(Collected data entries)
►
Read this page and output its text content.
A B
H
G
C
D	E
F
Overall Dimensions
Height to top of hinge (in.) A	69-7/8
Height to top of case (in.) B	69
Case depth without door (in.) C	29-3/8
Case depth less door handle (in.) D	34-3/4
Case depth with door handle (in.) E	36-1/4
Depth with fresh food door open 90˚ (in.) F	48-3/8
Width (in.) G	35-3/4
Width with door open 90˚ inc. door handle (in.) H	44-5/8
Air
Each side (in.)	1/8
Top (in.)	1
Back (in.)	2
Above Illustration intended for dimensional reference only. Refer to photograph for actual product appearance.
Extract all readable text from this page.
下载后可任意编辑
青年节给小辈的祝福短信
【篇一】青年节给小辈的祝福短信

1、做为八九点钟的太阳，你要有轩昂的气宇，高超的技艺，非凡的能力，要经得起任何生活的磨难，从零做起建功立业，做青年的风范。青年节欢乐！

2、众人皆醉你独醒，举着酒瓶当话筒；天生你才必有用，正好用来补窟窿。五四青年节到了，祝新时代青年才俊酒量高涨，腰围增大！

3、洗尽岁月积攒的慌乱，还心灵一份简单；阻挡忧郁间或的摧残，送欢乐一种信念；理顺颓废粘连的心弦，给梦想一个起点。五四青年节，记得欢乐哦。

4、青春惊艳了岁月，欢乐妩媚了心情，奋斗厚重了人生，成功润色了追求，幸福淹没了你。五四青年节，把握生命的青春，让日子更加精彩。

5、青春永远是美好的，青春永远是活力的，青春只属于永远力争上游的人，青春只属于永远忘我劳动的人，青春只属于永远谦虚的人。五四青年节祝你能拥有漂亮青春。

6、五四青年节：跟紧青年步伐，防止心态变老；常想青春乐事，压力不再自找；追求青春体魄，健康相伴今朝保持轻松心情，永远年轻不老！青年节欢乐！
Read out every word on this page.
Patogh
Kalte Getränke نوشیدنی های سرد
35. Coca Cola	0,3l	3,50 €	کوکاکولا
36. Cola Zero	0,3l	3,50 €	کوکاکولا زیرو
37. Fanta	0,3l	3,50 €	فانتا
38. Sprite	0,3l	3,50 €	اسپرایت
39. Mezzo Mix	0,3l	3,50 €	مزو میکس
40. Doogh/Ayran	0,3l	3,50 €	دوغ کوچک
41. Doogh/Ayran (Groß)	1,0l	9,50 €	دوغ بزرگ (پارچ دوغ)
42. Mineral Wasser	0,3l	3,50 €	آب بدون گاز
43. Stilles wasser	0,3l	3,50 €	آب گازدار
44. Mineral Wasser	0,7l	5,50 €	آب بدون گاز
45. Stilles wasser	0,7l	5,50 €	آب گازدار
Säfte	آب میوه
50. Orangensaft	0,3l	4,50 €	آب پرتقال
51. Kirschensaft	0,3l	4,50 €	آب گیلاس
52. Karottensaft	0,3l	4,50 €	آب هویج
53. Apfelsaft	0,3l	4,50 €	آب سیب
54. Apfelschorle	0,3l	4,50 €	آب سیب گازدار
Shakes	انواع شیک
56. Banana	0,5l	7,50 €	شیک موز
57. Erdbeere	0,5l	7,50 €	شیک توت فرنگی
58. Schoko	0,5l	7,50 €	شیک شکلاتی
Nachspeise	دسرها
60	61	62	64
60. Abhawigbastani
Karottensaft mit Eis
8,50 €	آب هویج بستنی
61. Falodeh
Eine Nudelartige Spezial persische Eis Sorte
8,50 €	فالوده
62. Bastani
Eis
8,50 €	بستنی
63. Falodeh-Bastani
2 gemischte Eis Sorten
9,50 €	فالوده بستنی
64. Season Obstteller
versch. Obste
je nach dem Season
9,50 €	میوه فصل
◄
## Work required
Display every line of the listing that contains the string "青年节欢乐".

## Solution for this problem
1、做为八九点钟的太阳，你要有轩昂的气宇，高超的技艺，非凡的能力，要经得起任何生活的磨难，从零做起建功立业，做青年的风范。青年节欢乐！
6、五四青年节：跟紧青年步伐，防止心态变老；常想青春乐事，压力不再自找；追求青春体魄，健康相伴今朝保持轻松心情，永远年轻不老！青年节欢乐！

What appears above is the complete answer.